▸ **PROVIDED PASSAGE**
▬▬▬

[arch-general] [*] Re: Building netboot images

Nilesh Govindarajan lists at itech7.com
Mon Mar 8 18:03:16 CET 2010


On Mon, Mar 8, 2010 at 10:06 PM, Piyush P Kurur <ppk> wrote:
> On Mon, Mar 08, 2010 at 07:32:18PM +0530, Nilesh Govindarajan wrote:
>> On Mon, Mar 8, 2010 at 12:41 PM, Piyush P Kurur <ppk at cse.iitk.ac.in> wrote:
>> >
>
>>
>> What I suggest is this -
>> http://wiki.archlinux.org/index.php/Diskless_network_boot_NFS_root
>>
>
>  I saw the wiki. I am not looking for a diskless boot. We have
> here a pxelinux boot loader that allows people to select one of
> the distros that we mirror here and install it on their machine
> by just connecting to ethernet port here and enabling PXE boot.
> One of the images is that of arch.

▬▬▬

▸ **INSTRUCTIONS**
a) Please print the netboot mailing list post word for word, starting with "On Mon, Mar 8, 2010 at 10:06" and going on through "enabling PXE boot.".
b) Locate each line in the entries containing the string "Mount" and copy it out; treat uppercase and lowercase as different.

▸ **DATASET**
▬▬▬

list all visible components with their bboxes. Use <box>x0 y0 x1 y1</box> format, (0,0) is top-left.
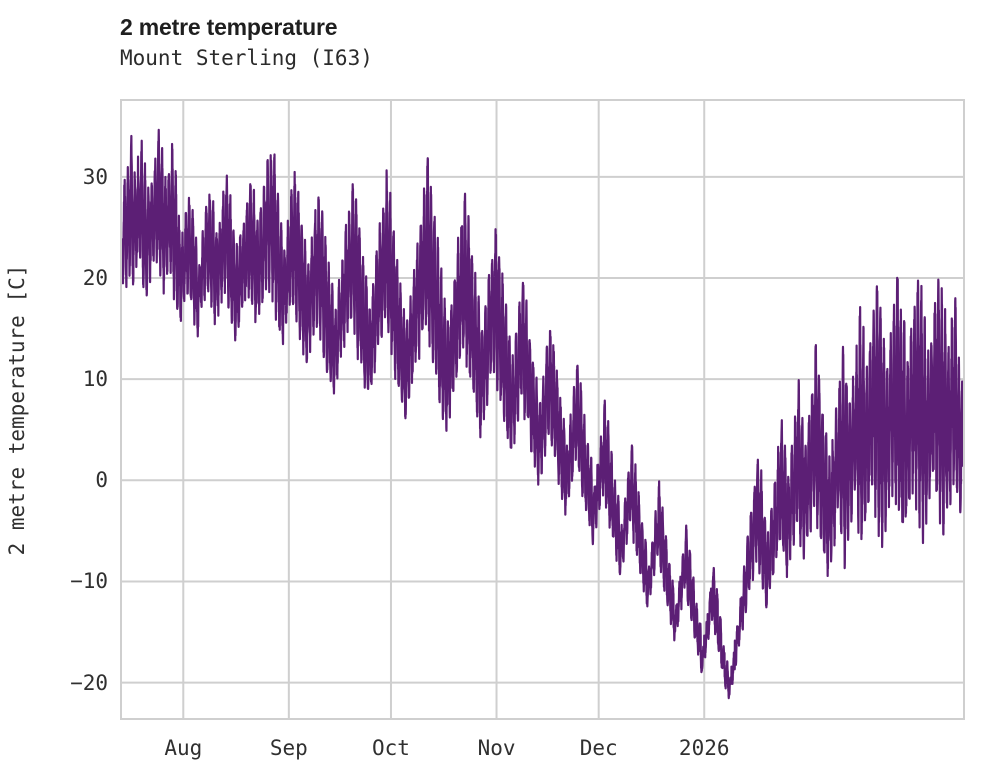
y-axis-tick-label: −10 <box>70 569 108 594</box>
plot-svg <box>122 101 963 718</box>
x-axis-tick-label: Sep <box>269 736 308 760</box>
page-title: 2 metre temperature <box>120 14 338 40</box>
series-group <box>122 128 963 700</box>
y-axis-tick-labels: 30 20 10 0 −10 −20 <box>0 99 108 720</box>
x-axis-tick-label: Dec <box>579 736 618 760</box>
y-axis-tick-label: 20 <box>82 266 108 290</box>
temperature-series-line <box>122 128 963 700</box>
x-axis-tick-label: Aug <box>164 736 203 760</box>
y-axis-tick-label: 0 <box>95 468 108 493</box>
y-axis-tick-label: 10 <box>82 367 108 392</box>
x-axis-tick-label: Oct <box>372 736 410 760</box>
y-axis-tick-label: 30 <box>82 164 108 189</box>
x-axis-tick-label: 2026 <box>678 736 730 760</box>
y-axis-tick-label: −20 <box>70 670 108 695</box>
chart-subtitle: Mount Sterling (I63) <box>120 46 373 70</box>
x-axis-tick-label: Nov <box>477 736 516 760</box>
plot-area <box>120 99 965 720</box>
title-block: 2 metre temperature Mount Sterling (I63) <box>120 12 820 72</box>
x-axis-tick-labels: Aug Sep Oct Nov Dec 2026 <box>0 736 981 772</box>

▬▬▬

▸ **EXERCISE RESPONSES**
a)
On Mon, Mar 8, 2010 at 10:06 PM, Piyush P Kurur <ppk> wrote:
> On Mon, Mar 08, 2010 at 07:32:18PM +0530, Nilesh Govindarajan wrote:
>> On Mon, Mar 8, 2010 at 12:41 PM, Piyush P Kurur <ppk at cse.iitk.ac.in> wrote:
>> >
>
>>
>> What I suggest is this -
>> http://wiki.archlinux.org/index.php/Diskless_network_boot_NFS_root
>>
>
>  I saw the wiki. I am not looking for a diskless boot. We have
> here a pxelinux boot loader that allows people to select one of
> the distros that we mirror here and install it on their machine
> by just connecting to ethernet port here and enabling PXE boot.

b)
chart-subtitle: Mount Sterling (I63) <box>120 46 373 70</box>
title-block: 2 metre temperature Mount Sterling (I63) <box>120 12 820 72</box>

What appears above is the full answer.